### What is being asked
Work out the number of lines in the records that include the word "header"; reply with that number alone.

>> Start Material for this task

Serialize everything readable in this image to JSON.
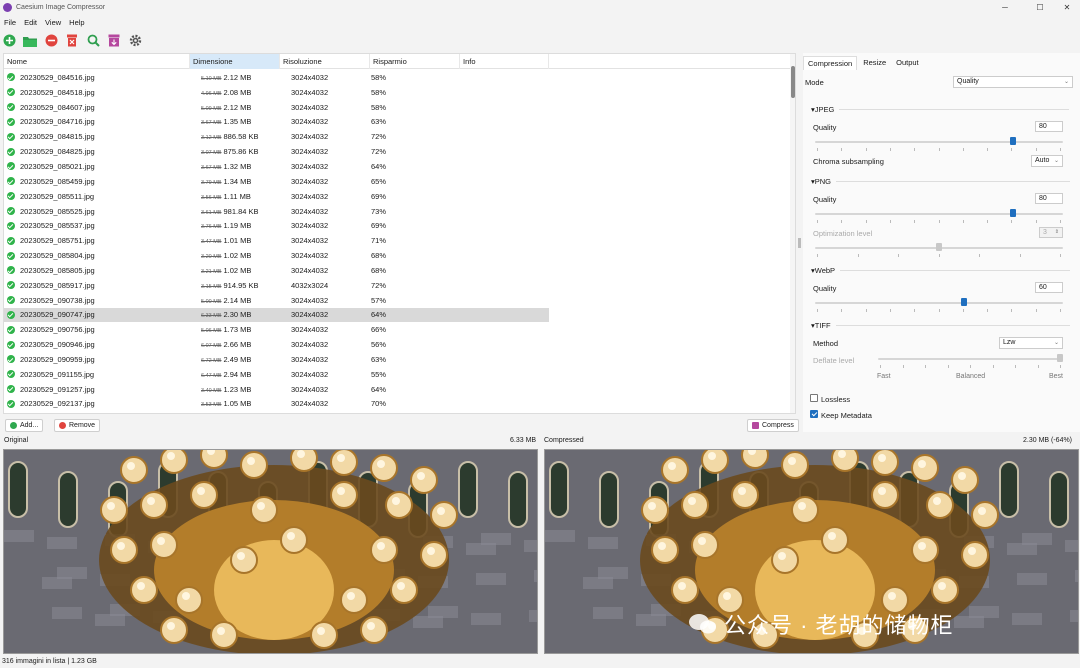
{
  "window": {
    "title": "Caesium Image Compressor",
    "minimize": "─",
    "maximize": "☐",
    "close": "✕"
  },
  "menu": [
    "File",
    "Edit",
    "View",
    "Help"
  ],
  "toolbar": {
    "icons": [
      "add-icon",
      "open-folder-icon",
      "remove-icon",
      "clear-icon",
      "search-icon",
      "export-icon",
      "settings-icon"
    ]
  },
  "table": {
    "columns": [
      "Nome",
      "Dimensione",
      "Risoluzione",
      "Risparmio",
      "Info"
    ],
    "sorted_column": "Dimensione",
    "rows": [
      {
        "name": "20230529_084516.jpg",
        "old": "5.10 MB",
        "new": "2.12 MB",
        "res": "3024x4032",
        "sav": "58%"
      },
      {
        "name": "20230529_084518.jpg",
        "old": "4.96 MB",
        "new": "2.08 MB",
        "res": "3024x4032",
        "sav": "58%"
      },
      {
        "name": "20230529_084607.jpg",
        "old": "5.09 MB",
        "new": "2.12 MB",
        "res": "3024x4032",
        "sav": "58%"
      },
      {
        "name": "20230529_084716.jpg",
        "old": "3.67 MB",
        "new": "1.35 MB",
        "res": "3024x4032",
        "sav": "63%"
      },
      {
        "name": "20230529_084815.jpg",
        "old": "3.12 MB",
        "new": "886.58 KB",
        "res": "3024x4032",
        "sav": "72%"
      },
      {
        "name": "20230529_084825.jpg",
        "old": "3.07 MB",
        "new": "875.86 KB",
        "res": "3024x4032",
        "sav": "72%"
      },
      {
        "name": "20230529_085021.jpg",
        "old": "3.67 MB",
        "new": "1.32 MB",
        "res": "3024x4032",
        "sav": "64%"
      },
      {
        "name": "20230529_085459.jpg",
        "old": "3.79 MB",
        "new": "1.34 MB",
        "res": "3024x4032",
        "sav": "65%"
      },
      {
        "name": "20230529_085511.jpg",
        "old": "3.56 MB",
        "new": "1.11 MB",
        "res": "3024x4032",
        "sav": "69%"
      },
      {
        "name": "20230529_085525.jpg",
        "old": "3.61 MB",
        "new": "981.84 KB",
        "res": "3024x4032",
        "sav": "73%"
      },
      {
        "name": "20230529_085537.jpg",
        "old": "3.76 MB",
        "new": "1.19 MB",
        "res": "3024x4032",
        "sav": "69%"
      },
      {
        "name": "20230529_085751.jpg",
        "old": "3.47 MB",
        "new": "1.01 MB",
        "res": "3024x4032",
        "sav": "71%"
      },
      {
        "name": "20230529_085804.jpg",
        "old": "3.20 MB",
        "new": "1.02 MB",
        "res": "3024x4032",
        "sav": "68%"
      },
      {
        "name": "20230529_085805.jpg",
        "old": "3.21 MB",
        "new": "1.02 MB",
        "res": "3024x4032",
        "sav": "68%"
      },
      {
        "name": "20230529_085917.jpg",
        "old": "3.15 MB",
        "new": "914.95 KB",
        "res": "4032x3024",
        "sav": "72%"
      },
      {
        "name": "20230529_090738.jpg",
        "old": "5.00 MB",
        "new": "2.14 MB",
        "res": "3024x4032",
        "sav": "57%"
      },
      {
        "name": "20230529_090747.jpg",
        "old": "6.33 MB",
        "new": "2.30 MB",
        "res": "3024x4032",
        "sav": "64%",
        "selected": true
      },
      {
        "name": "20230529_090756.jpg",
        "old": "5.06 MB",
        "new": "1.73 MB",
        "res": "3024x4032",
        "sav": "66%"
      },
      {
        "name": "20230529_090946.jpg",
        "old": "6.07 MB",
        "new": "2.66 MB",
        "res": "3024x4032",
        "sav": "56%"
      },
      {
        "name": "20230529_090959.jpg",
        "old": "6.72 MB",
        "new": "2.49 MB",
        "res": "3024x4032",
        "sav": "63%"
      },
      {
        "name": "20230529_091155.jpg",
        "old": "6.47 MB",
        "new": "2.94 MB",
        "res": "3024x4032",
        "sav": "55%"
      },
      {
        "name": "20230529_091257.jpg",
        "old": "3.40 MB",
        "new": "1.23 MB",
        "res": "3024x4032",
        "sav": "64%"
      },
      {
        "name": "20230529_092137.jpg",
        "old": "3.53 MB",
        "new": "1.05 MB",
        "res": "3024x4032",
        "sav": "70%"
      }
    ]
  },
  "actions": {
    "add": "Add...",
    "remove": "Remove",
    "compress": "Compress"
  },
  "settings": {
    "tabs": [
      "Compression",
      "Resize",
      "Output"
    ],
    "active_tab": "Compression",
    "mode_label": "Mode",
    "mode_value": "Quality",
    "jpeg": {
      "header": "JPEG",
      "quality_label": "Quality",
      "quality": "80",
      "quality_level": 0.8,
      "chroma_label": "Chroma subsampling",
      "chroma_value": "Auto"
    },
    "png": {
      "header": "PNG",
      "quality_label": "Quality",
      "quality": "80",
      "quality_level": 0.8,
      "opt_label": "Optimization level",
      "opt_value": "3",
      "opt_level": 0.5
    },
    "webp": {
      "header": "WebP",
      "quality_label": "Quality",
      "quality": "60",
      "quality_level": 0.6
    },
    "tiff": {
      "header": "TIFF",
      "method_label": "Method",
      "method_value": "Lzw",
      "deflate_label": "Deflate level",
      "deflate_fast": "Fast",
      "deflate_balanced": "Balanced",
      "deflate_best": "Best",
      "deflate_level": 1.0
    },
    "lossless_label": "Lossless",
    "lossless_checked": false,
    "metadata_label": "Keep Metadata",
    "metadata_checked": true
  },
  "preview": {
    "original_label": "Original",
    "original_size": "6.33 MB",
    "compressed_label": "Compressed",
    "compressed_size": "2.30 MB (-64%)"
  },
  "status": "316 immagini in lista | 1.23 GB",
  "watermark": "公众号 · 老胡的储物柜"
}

>> End Material for this task

### Worked answer
4